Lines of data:
++++++

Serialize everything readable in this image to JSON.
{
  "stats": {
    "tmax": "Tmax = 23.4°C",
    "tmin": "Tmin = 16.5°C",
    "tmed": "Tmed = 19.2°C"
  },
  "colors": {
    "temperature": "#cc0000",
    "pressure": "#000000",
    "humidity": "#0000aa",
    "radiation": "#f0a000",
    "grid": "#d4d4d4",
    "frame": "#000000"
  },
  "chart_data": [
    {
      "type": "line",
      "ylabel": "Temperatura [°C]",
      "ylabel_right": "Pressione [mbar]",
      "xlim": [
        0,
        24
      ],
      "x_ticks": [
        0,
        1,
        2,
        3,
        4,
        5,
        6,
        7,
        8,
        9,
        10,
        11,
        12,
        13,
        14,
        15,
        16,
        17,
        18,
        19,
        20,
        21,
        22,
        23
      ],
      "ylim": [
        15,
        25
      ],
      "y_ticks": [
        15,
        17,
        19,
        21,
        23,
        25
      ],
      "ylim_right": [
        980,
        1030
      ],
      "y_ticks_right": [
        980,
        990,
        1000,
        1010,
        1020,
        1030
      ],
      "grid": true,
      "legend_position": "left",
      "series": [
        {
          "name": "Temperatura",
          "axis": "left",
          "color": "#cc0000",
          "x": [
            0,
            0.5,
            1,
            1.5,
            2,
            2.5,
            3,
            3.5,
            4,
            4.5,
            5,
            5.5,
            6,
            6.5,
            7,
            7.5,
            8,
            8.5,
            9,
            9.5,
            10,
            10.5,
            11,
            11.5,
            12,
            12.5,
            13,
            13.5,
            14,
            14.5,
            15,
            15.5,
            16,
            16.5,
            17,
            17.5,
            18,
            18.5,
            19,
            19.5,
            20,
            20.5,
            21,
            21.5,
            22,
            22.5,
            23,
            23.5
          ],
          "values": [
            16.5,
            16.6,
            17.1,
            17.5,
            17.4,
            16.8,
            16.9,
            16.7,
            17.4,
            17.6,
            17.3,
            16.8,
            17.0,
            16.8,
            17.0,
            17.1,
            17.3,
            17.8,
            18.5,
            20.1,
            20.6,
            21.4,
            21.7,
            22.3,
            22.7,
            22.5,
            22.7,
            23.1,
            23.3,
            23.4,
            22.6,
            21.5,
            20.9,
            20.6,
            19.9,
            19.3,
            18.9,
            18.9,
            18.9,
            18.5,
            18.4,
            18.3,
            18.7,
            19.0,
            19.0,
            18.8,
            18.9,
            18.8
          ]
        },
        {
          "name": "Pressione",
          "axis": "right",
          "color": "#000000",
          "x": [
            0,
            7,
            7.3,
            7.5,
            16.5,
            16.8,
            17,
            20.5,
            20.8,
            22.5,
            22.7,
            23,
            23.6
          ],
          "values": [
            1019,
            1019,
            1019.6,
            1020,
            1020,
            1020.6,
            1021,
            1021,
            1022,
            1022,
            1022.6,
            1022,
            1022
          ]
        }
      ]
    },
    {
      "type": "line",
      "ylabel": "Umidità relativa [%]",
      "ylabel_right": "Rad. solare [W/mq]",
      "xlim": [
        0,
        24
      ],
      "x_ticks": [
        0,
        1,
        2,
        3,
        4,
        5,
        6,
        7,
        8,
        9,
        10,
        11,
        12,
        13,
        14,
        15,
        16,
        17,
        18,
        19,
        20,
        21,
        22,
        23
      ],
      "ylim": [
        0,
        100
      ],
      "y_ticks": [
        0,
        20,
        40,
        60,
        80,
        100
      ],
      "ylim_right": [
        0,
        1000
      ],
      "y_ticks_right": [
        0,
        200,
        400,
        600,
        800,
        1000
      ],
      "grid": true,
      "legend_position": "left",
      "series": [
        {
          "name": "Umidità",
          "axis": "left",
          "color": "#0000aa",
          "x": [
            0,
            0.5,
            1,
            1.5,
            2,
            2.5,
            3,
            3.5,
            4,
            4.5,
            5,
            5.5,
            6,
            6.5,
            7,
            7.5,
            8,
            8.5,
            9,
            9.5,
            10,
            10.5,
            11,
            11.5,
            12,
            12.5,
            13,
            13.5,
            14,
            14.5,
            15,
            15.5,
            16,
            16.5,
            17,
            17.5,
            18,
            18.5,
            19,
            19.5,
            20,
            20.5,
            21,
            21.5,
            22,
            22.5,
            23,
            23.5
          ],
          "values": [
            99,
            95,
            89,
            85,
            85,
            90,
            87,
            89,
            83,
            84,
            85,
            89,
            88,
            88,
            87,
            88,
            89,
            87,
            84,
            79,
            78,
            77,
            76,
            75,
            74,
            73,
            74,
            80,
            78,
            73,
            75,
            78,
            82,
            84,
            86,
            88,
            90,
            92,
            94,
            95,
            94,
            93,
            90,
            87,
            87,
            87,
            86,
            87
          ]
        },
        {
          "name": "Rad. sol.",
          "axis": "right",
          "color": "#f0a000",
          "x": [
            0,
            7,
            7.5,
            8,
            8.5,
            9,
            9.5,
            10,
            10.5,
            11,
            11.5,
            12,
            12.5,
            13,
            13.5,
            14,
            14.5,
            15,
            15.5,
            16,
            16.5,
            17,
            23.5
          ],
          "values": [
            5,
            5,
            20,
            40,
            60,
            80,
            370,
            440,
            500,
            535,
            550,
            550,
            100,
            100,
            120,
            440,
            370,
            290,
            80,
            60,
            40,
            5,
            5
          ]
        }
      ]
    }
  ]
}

++++++

Problem to work on:
Please restate the records in full, word for word.

Response for this exercise:
Serialize everything readable in this image to JSON.
{
  "stats": {
    "tmax": "Tmax = 23.4°C",
    "tmin": "Tmin = 16.5°C",
    "tmed": "Tmed = 19.2°C"
  },
  "colors": {
    "temperature": "#cc0000",
    "pressure": "#000000",
    "humidity": "#0000aa",
    "radiation": "#f0a000",
    "grid": "#d4d4d4",
    "frame": "#000000"
  },
  "chart_data": [
    {
      "type": "line",
      "ylabel": "Temperatura [°C]",
      "ylabel_right": "Pressione [mbar]",
      "xlim": [
        0,
        24
      ],
      "x_ticks": [
        0,
        1,
        2,
        3,
        4,
        5,
        6,
        7,
        8,
        9,
        10,
        11,
        12,
        13,
        14,
        15,
        16,
        17,
        18,
        19,
        20,
        21,
        22,
        23
      ],
      "ylim": [
        15,
        25
      ],
      "y_ticks": [
        15,
        17,
        19,
        21,
        23,
        25
      ],
      "ylim_right": [
        980,
        1030
      ],
      "y_ticks_right": [
        980,
        990,
        1000,
        1010,
        1020,
        1030
      ],
      "grid": true,
      "legend_position": "left",
      "series": [
        {
          "name": "Temperatura",
          "axis": "left",
          "color": "#cc0000",
          "x": [
            0,
            0.5,
            1,
            1.5,
            2,
            2.5,
            3,
            3.5,
            4,
            4.5,
            5,
            5.5,
            6,
            6.5,
            7,
            7.5,
            8,
            8.5,
            9,
            9.5,
            10,
            10.5,
            11,
            11.5,
            12,
            12.5,
            13,
            13.5,
            14,
            14.5,
            15,
            15.5,
            16,
            16.5,
            17,
            17.5,
            18,
            18.5,
            19,
            19.5,
            20,
            20.5,
            21,
            21.5,
            22,
            22.5,
            23,
            23.5
          ],
          "values": [
            16.5,
            16.6,
            17.1,
            17.5,
            17.4,
            16.8,
            16.9,
            16.7,
            17.4,
            17.6,
            17.3,
            16.8,
            17.0,
            16.8,
            17.0,
            17.1,
            17.3,
            17.8,
            18.5,
            20.1,
            20.6,
            21.4,
            21.7,
            22.3,
            22.7,
            22.5,
            22.7,
            23.1,
            23.3,
            23.4,
            22.6,
            21.5,
            20.9,
            20.6,
            19.9,
            19.3,
            18.9,
            18.9,
            18.9,
            18.5,
            18.4,
            18.3,
            18.7,
            19.0,
            19.0,
            18.8,
            18.9,
            18.8
          ]
        },
        {
          "name": "Pressione",
          "axis": "right",
          "color": "#000000",
          "x": [
            0,
            7,
            7.3,
            7.5,
            16.5,
            16.8,
            17,
            20.5,
            20.8,
            22.5,
            22.7,
            23,
            23.6
          ],
          "values": [
            1019,
            1019,
            1019.6,
            1020,
            1020,
            1020.6,
            1021,
            1021,
            1022,
            1022,
            1022.6,
            1022,
            1022
          ]
        }
      ]
    },
    {
      "type": "line",
      "ylabel": "Umidità relativa [%]",
      "ylabel_right": "Rad. solare [W/mq]",
      "xlim": [
        0,
        24
      ],
      "x_ticks": [
        0,
        1,
        2,
        3,
        4,
        5,
        6,
        7,
        8,
        9,
        10,
        11,
        12,
        13,
        14,
        15,
        16,
        17,
        18,
        19,
        20,
        21,
        22,
        23
      ],
      "ylim": [
        0,
        100
      ],
      "y_ticks": [
        0,
        20,
        40,
        60,
        80,
        100
      ],
      "ylim_right": [
        0,
        1000
      ],
      "y_ticks_right": [
        0,
        200,
        400,
        600,
        800,
        1000
      ],
      "grid": true,
      "legend_position": "left",
      "series": [
        {
          "name": "Umidità",
          "axis": "left",
          "color": "#0000aa",
          "x": [
            0,
            0.5,
            1,
            1.5,
            2,
            2.5,
            3,
            3.5,
            4,
            4.5,
            5,
            5.5,
            6,
            6.5,
            7,
            7.5,
            8,
            8.5,
            9,
            9.5,
            10,
            10.5,
            11,
            11.5,
            12,
            12.5,
            13,
            13.5,
            14,
            14.5,
            15,
            15.5,
            16,
            16.5,
            17,
            17.5,
            18,
            18.5,
            19,
            19.5,
            20,
            20.5,
            21,
            21.5,
            22,
            22.5,
            23,
            23.5
          ],
          "values": [
            99,
            95,
            89,
            85,
            85,
            90,
            87,
            89,
            83,
            84,
            85,
            89,
            88,
            88,
            87,
            88,
            89,
            87,
            84,
            79,
            78,
            77,
            76,
            75,
            74,
            73,
            74,
            80,
            78,
            73,
            75,
            78,
            82,
            84,
            86,
            88,
            90,
            92,
            94,
            95,
            94,
            93,
            90,
            87,
            87,
            87,
            86,
            87
          ]
        },
        {
          "name": "Rad. sol.",
          "axis": "right",
          "color": "#f0a000",
          "x": [
            0,
            7,
            7.5,
            8,
            8.5,
            9,
            9.5,
            10,
            10.5,
            11,
            11.5,
            12,
            12.5,
            13,
            13.5,
            14,
            14.5,
            15,
            15.5,
            16,
            16.5,
            17,
            23.5
          ],
          "values": [
            5,
            5,
            20,
            40,
            60,
            80,
            370,
            440,
            500,
            535,
            550,
            550,
            100,
            100,
            120,
            440,
            370,
            290,
            80,
            60,
            40,
            5,
            5
          ]
        }
      ]
    }
  ]
}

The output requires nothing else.